Work required
Omit all images. Write out the rest of the material exactly.

Items listed in a dataset:
___

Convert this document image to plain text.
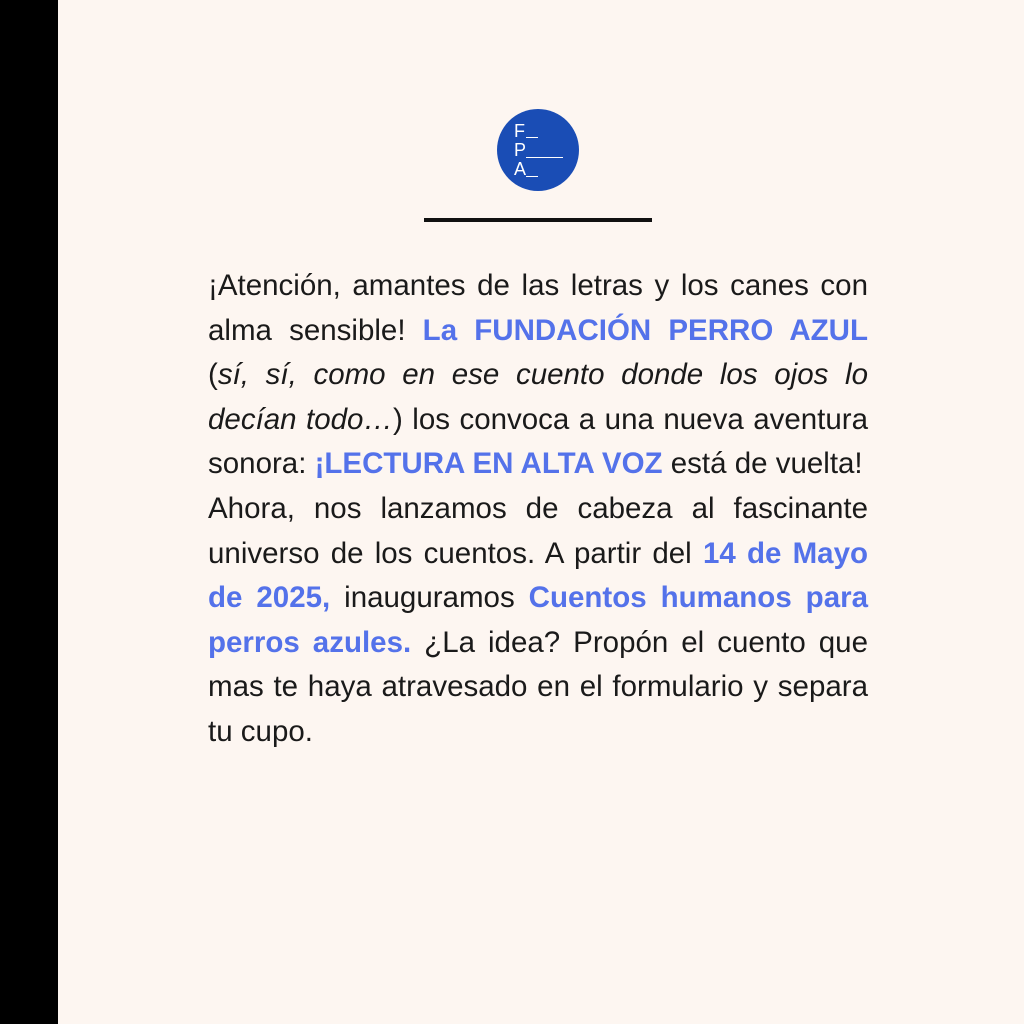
F
P
A
¡Atención, amantes de las letras y los canes con alma sensible! La FUNDACIÓN PERRO AZUL (sí, sí, como en ese cuento donde los ojos lo decían todo…) los convoca a una nueva aventura sonora: ¡LECTURA EN ALTA VOZ está de vuelta!
Ahora, nos lanzamos de cabeza al fascinante universo de los cuentos. A partir del 14 de Mayo de 2025, inauguramos Cuentos humanos para perros azules. ¿La idea? Propón el cuento que mas te haya atravesado en el formulario y separa tu cupo.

___

Solution to this problem
Convert this document image to plain text.
F
P
A
¡Atención, amantes de las letras y los canes con alma sensible! La FUNDACIÓN PERRO AZUL (sí, sí, como en ese cuento donde los ojos lo decían todo…) los convoca a una nueva aventura sonora: ¡LECTURA EN ALTA VOZ está de vuelta!
Ahora, nos lanzamos de cabeza al fascinante universo de los cuentos. A partir del 14 de Mayo de 2025, inauguramos Cuentos humanos para perros azules. ¿La idea? Propón el cuento que mas te haya atravesado en el formulario y separa tu cupo.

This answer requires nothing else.